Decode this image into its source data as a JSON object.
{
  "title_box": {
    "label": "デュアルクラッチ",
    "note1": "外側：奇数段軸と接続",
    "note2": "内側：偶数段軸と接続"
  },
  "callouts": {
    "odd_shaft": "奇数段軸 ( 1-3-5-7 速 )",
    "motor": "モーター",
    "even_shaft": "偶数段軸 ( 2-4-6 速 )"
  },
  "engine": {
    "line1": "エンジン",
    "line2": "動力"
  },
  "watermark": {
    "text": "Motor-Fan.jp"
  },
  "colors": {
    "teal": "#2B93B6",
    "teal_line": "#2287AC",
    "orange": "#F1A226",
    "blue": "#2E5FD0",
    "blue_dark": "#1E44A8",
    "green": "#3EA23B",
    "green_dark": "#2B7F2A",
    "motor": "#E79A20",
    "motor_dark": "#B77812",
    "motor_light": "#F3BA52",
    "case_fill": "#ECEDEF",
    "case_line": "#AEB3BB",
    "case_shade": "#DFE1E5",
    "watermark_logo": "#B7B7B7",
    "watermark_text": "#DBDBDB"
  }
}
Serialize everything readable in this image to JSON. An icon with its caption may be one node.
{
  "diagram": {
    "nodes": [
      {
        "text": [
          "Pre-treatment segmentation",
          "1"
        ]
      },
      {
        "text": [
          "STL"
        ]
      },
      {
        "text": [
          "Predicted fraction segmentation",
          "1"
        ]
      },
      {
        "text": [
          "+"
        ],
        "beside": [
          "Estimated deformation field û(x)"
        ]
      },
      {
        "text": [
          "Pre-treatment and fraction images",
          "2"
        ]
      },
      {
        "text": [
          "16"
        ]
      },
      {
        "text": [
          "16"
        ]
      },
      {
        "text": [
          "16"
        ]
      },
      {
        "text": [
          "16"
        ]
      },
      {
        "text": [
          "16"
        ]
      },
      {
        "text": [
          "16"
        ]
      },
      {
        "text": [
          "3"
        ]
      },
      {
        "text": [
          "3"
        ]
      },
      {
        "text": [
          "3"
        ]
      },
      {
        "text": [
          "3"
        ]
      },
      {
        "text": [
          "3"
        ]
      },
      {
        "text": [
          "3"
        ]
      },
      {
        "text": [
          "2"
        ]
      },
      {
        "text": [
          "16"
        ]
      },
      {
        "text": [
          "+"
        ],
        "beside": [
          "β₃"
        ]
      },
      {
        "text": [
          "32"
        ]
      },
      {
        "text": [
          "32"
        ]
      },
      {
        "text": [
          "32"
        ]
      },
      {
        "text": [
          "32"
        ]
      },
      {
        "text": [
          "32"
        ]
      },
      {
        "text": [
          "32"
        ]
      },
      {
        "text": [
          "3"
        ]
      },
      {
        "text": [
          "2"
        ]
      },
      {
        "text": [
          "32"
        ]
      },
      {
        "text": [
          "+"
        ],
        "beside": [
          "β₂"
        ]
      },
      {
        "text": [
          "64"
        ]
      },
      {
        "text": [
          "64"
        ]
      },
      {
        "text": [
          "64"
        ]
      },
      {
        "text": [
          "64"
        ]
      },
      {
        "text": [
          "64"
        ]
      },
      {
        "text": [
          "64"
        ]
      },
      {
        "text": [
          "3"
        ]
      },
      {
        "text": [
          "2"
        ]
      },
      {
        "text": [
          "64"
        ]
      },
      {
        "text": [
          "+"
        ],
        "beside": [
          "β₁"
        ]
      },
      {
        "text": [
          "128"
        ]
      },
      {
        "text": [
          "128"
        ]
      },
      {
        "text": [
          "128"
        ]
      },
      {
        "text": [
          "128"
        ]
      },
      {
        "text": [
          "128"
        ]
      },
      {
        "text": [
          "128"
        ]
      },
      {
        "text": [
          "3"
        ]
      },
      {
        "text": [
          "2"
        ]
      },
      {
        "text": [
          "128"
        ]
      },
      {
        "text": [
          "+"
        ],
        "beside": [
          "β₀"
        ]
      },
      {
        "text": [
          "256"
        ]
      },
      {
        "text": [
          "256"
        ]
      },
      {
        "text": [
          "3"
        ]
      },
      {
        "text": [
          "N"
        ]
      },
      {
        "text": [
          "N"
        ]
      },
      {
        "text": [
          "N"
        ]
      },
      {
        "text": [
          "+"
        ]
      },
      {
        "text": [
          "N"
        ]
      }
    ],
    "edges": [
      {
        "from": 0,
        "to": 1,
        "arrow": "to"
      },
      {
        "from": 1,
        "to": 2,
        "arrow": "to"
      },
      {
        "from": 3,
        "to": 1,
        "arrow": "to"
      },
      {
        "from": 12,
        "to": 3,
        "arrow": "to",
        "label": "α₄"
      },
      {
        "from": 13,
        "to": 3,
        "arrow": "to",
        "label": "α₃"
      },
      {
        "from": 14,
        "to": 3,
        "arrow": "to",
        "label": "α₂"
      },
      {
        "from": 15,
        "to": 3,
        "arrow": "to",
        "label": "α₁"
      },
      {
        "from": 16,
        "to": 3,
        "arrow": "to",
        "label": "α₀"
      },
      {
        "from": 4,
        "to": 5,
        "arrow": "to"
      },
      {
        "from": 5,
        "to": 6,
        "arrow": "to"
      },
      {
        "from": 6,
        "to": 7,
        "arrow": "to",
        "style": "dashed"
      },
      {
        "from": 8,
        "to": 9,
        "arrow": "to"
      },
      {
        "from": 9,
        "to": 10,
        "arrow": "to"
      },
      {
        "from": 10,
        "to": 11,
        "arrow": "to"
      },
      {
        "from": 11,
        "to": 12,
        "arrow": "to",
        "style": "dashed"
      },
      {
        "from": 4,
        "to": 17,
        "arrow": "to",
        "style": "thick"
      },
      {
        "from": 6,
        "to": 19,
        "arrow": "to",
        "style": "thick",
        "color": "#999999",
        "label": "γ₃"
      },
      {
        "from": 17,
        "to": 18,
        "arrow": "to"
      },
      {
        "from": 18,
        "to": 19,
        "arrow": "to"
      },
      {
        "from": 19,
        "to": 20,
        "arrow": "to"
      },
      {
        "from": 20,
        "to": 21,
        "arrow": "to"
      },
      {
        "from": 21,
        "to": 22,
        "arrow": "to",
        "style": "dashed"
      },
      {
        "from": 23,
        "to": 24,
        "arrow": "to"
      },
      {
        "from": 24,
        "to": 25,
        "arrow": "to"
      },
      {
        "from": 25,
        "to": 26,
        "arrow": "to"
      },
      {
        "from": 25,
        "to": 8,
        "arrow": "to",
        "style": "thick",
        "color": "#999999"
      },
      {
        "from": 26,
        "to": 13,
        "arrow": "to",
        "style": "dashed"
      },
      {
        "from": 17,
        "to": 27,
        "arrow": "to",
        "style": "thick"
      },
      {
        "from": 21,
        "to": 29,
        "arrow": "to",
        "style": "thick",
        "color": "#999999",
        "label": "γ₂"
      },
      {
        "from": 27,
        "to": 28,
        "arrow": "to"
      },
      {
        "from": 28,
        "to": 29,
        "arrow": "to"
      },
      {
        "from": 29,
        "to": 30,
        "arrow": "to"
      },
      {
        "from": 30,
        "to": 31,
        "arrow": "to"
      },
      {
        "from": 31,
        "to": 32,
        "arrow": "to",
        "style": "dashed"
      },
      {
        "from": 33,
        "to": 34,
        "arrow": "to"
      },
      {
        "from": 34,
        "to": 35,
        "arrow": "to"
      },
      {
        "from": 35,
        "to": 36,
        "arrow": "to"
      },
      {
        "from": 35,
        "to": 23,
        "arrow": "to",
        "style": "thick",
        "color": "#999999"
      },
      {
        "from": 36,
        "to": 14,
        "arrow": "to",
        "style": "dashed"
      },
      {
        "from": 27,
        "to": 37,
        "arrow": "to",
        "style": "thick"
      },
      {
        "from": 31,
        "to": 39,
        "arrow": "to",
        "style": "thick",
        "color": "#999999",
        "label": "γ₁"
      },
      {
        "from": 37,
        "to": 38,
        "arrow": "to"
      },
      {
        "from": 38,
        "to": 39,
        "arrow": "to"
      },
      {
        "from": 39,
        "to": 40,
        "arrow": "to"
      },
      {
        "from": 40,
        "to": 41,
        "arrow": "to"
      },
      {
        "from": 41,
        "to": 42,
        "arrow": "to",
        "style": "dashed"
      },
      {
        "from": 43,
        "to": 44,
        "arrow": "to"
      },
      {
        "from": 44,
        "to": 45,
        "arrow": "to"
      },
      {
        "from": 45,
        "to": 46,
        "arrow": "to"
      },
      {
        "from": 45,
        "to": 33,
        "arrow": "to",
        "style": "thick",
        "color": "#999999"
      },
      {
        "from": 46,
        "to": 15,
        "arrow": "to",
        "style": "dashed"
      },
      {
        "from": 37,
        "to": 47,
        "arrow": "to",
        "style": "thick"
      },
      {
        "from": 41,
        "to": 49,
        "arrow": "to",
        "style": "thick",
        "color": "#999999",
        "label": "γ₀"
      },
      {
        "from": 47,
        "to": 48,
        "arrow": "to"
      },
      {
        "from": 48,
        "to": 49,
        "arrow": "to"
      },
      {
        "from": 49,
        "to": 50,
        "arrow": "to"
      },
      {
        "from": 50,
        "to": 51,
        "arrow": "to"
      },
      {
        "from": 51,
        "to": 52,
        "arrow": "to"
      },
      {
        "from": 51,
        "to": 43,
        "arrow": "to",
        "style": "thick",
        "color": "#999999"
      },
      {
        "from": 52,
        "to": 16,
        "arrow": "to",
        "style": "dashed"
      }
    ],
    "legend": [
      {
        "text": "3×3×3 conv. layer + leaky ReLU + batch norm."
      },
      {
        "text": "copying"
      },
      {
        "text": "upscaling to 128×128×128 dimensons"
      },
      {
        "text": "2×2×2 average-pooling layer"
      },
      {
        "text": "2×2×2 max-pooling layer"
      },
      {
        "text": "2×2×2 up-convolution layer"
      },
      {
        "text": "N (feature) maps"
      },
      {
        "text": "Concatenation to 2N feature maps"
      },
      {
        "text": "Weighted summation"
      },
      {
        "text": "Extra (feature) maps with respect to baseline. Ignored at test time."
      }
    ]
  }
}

===============

## Exercise prompt:
Out of the material above, gather each line where "treatment" appears.

## Written solution:
          "Pre-treatment segmentation",
          "Pre-treatment and fraction images",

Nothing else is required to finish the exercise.